__OBJECTIVE__. Output the records from the line with "69, 808, 72]" to the line with "208, 808, 228]", reproducing each line exactly as it appears.

__SUPPLIED ENTRIES__.
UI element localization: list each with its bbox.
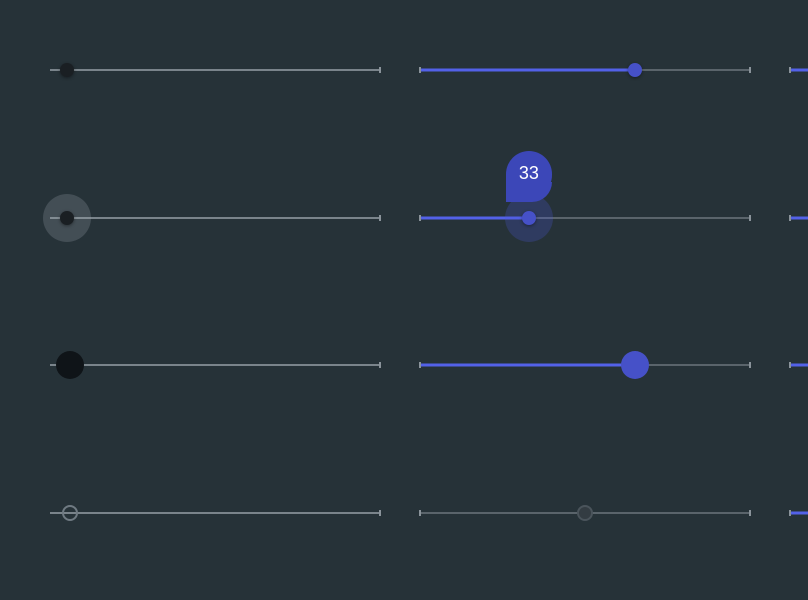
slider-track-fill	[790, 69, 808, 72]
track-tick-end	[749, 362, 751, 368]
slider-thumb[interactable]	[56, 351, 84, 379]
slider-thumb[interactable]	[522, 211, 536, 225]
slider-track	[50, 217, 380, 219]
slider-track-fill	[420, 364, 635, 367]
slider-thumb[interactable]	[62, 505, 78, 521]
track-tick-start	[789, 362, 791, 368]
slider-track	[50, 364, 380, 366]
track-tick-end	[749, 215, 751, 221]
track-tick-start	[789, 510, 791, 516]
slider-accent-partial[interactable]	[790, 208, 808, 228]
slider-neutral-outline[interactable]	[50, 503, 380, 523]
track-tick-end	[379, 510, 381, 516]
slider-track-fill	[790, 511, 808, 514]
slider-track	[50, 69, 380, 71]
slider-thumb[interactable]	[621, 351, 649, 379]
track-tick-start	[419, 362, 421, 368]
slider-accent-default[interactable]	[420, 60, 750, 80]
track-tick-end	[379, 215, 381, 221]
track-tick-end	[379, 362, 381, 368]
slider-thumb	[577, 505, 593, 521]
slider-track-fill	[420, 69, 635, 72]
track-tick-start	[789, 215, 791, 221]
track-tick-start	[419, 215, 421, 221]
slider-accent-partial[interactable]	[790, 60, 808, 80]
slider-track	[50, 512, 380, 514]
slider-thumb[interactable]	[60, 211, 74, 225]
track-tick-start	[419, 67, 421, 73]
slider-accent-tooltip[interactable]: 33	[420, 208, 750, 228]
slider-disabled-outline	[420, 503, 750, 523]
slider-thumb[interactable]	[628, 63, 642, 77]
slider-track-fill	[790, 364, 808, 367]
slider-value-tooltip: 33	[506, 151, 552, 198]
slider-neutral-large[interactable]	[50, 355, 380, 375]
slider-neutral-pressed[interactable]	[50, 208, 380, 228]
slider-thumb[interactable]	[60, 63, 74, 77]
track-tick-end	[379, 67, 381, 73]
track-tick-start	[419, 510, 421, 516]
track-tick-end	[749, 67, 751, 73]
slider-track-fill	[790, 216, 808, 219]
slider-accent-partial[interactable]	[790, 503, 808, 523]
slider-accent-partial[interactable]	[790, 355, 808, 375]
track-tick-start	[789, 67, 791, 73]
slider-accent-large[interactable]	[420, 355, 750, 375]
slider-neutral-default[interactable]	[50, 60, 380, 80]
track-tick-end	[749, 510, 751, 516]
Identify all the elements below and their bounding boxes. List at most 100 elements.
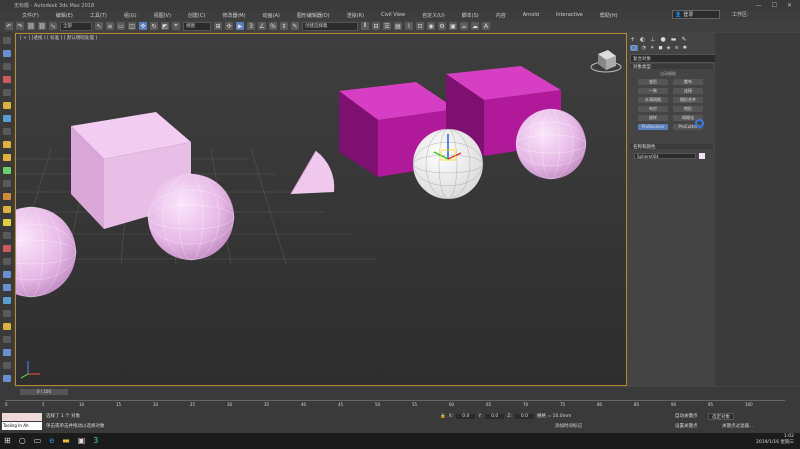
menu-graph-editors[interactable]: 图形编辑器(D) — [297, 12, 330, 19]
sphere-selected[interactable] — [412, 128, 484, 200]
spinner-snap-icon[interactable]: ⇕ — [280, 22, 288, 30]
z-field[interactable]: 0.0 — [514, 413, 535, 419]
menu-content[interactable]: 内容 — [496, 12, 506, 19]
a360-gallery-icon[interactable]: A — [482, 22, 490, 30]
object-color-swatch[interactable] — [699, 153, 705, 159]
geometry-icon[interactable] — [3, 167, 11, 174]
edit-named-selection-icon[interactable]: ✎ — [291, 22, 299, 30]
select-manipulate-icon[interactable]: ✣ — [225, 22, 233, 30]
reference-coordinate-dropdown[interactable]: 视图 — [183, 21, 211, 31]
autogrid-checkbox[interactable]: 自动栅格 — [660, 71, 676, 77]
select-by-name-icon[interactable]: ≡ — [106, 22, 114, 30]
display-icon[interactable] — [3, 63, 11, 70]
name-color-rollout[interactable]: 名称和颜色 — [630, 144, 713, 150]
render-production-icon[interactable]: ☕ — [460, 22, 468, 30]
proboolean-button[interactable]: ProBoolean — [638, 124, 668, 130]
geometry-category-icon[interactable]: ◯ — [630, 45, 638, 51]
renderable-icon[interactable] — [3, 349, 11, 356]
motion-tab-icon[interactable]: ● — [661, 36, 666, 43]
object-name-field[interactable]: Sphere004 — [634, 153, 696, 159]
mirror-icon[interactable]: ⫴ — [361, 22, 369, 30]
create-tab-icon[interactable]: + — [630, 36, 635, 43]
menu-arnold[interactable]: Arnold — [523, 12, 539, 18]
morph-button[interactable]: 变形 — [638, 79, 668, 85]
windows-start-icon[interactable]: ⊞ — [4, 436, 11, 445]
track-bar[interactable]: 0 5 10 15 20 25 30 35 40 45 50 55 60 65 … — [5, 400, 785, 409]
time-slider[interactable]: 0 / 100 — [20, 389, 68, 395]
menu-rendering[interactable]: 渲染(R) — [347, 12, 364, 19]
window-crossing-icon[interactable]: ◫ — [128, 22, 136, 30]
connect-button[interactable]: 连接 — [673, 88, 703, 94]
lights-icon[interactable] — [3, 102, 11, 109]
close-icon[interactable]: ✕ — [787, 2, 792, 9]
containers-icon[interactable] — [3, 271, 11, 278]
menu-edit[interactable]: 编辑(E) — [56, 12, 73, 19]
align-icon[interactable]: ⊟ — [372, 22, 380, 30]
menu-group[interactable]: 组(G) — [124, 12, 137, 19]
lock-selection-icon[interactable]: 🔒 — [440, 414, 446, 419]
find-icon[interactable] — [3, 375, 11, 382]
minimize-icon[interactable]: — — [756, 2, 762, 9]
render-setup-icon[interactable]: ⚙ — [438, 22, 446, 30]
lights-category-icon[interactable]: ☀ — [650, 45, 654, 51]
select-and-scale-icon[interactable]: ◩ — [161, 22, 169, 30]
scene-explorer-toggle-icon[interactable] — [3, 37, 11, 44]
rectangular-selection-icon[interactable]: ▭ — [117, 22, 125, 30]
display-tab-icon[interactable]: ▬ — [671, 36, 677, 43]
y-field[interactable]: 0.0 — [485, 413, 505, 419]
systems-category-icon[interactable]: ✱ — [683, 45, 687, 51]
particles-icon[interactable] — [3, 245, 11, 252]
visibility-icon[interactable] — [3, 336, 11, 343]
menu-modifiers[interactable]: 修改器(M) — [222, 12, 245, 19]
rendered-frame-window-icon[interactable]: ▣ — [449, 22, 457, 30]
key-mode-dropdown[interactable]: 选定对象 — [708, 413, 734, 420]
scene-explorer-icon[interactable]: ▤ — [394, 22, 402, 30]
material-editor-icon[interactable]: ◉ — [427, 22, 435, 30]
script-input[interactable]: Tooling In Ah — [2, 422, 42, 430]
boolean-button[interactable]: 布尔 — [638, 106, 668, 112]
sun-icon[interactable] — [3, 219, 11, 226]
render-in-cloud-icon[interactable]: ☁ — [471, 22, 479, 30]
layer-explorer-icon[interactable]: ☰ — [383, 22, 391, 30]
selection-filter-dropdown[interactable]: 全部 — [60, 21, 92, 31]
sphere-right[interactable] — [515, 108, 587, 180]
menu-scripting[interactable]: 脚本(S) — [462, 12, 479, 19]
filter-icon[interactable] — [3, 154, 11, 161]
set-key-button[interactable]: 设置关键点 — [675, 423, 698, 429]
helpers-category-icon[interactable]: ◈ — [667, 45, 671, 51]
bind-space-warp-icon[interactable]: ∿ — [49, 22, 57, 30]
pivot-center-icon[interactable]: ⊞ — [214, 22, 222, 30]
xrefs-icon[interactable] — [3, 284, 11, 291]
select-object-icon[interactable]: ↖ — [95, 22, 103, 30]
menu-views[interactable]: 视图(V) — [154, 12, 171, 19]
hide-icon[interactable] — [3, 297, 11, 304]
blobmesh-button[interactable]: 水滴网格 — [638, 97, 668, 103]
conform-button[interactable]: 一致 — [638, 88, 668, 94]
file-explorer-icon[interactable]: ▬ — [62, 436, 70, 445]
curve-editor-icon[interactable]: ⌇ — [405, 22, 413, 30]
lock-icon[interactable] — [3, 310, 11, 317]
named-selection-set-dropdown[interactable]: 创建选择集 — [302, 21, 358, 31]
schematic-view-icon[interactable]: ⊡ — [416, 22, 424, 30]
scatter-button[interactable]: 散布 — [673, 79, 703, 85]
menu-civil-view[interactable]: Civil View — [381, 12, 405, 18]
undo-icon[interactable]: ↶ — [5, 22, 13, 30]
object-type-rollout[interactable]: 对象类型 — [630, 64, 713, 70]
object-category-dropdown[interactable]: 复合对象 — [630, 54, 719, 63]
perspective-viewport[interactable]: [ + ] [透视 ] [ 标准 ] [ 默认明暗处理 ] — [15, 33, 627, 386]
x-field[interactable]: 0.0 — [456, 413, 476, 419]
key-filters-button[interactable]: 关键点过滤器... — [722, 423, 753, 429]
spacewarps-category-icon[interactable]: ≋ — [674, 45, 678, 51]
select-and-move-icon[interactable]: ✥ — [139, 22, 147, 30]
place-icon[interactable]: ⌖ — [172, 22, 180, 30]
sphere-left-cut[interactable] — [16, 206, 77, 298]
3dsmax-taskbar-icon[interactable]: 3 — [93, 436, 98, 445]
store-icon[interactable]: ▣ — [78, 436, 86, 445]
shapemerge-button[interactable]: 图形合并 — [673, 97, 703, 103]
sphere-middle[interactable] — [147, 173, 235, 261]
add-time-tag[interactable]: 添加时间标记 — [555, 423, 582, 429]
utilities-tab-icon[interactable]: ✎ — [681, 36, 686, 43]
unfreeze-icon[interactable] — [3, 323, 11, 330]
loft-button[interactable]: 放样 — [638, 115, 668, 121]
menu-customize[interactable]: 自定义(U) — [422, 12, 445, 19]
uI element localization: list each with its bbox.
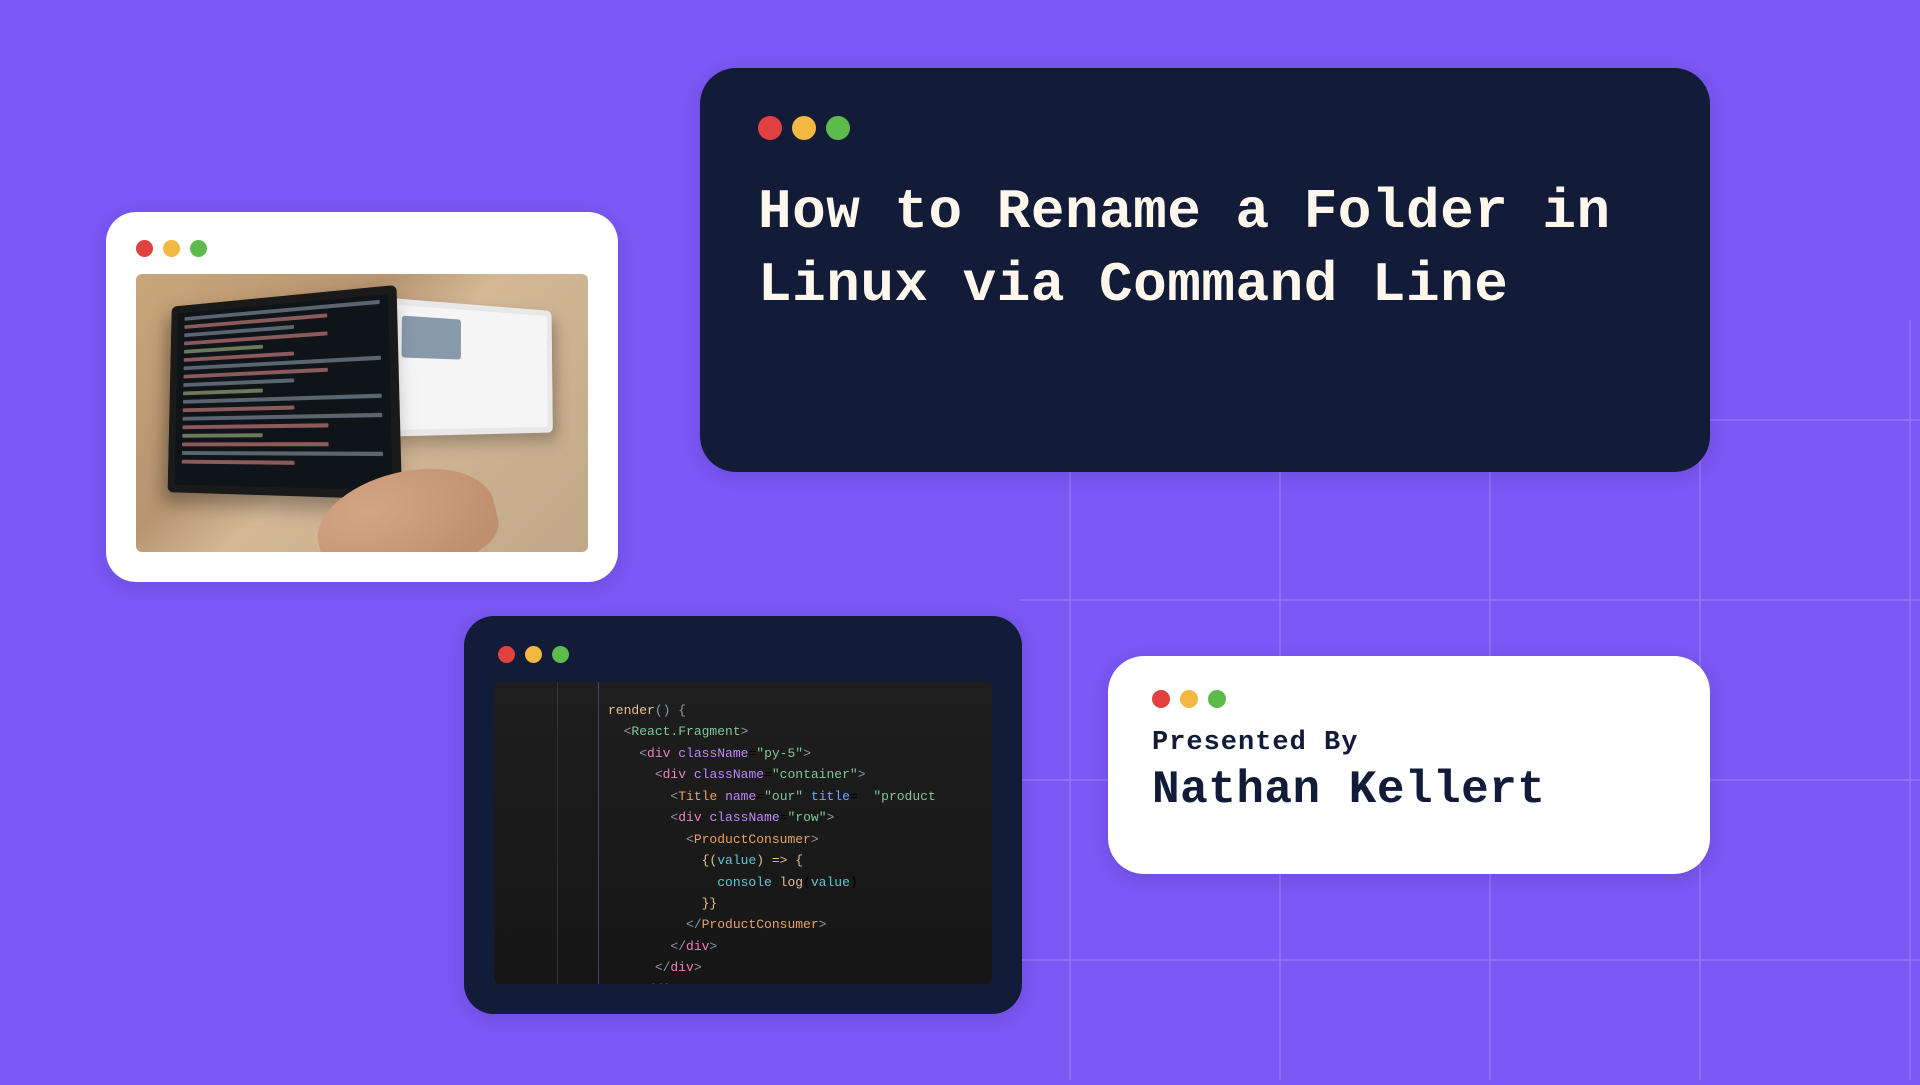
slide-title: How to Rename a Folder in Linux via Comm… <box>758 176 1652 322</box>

__ANSWER TO THE PROBLEM__.
slider-track-fill	[790, 69, 808, 72]
track-tick-end	[749, 362, 751, 368]
slider-thumb[interactable]	[56, 351, 84, 379]
slider-thumb[interactable]	[522, 211, 536, 225]
slider-track	[50, 217, 380, 219]
slider-track-fill	[420, 364, 635, 367]
slider-thumb[interactable]	[62, 505, 78, 521]
track-tick-start	[789, 362, 791, 368]
slider-track	[50, 364, 380, 366]
track-tick-end	[749, 215, 751, 221]
track-tick-start	[789, 510, 791, 516]
slider-accent-partial[interactable]	[790, 208, 808, 228]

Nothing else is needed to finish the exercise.